## WRITTEN PROBLEM
Output the records. Match them exactly.
______________________________
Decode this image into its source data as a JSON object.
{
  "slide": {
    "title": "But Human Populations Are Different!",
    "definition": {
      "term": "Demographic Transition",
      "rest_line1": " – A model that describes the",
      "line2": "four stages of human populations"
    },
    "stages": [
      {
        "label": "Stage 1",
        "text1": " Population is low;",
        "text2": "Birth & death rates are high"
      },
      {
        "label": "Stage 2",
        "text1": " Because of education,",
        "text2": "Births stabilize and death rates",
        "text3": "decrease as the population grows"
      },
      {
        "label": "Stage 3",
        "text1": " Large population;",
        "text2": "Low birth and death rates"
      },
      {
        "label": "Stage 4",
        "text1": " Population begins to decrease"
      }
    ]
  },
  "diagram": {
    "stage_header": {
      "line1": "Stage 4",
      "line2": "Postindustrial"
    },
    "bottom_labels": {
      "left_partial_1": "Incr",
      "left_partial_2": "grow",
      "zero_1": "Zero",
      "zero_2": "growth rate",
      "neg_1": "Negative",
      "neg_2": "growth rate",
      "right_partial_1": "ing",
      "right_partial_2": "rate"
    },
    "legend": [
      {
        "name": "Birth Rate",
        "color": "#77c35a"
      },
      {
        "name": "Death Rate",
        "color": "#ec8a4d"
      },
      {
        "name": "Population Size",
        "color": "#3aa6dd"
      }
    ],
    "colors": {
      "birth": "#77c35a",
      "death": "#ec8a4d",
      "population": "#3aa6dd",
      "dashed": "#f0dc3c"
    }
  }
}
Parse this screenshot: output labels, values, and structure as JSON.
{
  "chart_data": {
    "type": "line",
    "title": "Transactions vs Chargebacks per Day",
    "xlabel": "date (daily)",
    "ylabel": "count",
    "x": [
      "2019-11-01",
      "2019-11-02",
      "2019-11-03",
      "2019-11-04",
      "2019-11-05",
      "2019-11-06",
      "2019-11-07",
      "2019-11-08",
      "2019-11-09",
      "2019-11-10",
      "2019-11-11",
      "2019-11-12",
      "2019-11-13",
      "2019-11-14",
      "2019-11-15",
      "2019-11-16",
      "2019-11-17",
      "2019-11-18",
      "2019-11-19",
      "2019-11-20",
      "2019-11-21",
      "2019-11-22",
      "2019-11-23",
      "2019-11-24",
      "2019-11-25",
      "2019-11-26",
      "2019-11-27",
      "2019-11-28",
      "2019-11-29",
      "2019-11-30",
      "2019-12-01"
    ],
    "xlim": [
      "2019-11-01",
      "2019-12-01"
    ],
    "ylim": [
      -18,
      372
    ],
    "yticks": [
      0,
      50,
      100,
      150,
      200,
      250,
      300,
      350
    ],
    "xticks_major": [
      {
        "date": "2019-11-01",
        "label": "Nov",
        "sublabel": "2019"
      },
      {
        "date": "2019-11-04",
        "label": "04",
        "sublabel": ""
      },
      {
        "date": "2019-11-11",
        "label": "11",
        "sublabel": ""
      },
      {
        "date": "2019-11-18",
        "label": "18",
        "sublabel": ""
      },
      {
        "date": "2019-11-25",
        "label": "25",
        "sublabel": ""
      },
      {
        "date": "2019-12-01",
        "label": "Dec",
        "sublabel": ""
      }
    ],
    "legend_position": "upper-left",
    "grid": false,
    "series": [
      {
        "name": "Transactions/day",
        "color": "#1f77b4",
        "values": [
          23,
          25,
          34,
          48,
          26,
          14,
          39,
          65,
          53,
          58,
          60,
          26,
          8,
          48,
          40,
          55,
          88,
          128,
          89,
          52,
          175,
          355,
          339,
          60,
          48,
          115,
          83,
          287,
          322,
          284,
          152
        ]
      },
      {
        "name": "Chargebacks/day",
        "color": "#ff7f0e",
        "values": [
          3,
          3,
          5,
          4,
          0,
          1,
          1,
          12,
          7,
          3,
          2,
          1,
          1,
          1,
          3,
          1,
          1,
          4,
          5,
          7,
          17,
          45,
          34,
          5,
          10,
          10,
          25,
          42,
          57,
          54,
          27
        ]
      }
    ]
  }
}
______________________________
## FINISHED ANSWER
Decode this image into its source data as a JSON object.
{
  "slide": {
    "title": "But Human Populations Are Different!",
    "definition": {
      "term": "Demographic Transition",
      "rest_line1": " – A model that describes the",
      "line2": "four stages of human populations"
    },
    "stages": [
      {
        "label": "Stage 1",
        "text1": " Population is low;",
        "text2": "Birth & death rates are high"
      },
      {
        "label": "Stage 2",
        "text1": " Because of education,",
        "text2": "Births stabilize and death rates",
        "text3": "decrease as the population grows"
      },
      {
        "label": "Stage 3",
        "text1": " Large population;",
        "text2": "Low birth and death rates"
      },
      {
        "label": "Stage 4",
        "text1": " Population begins to decrease"
      }
    ]
  },
  "diagram": {
    "stage_header": {
      "line1": "Stage 4",
      "line2": "Postindustrial"
    },
    "bottom_labels": {
      "left_partial_1": "Incr",
      "left_partial_2": "grow",
      "zero_1": "Zero",
      "zero_2": "growth rate",
      "neg_1": "Negative",
      "neg_2": "growth rate",
      "right_partial_1": "ing",
      "right_partial_2": "rate"
    },
    "legend": [
      {
        "name": "Birth Rate",
        "color": "#77c35a"
      },
      {
        "name": "Death Rate",
        "color": "#ec8a4d"
      },
      {
        "name": "Population Size",
        "color": "#3aa6dd"
      }
    ],
    "colors": {
      "birth": "#77c35a",
      "death": "#ec8a4d",
      "population": "#3aa6dd",
      "dashed": "#f0dc3c"
    }
  }
}
Parse this screenshot: output labels, values, and structure as JSON.
{
  "chart_data": {
    "type": "line",
    "title": "Transactions vs Chargebacks per Day",
    "xlabel": "date (daily)",
    "ylabel": "count",
    "x": [
      "2019-11-01",
      "2019-11-02",
      "2019-11-03",
      "2019-11-04",
      "2019-11-05",
      "2019-11-06",
      "2019-11-07",
      "2019-11-08",
      "2019-11-09",
      "2019-11-10",
      "2019-11-11",
      "2019-11-12",
      "2019-11-13",
      "2019-11-14",
      "2019-11-15",
      "2019-11-16",
      "2019-11-17",
      "2019-11-18",
      "2019-11-19",
      "2019-11-20",
      "2019-11-21",
      "2019-11-22",
      "2019-11-23",
      "2019-11-24",
      "2019-11-25",
      "2019-11-26",
      "2019-11-27",
      "2019-11-28",
      "2019-11-29",
      "2019-11-30",
      "2019-12-01"
    ],
    "xlim": [
      "2019-11-01",
      "2019-12-01"
    ],
    "ylim": [
      -18,
      372
    ],
    "yticks": [
      0,
      50,
      100,
      150,
      200,
      250,
      300,
      350
    ],
    "xticks_major": [
      {
        "date": "2019-11-01",
        "label": "Nov",
        "sublabel": "2019"
      },
      {
        "date": "2019-11-04",
        "label": "04",
        "sublabel": ""
      },
      {
        "date": "2019-11-11",
        "label": "11",
        "sublabel": ""
      },
      {
        "date": "2019-11-18",
        "label": "18",
        "sublabel": ""
      },
      {
        "date": "2019-11-25",
        "label": "25",
        "sublabel": ""
      },
      {
        "date": "2019-12-01",
        "label": "Dec",
        "sublabel": ""
      }
    ],
    "legend_position": "upper-left",
    "grid": false,
    "series": [
      {
        "name": "Transactions/day",
        "color": "#1f77b4",
        "values": [
          23,
          25,
          34,
          48,
          26,
          14,
          39,
          65,
          53,
          58,
          60,
          26,
          8,
          48,
          40,
          55,
          88,
          128,
          89,
          52,
          175,
          355,
          339,
          60,
          48,
          115,
          83,
          287,
          322,
          284,
          152
        ]
      },
      {
        "name": "Chargebacks/day",
        "color": "#ff7f0e",
        "values": [
          3,
          3,
          5,
          4,
          0,
          1,
          1,
          12,
          7,
          3,
          2,
          1,
          1,
          1,
          3,
          1,
          1,
          4,
          5,
          7,
          17,
          45,
          34,
          5,
          10,
          10,
          25,
          42,
          57,
          54,
          27
        ]
      }
    ]
  }
}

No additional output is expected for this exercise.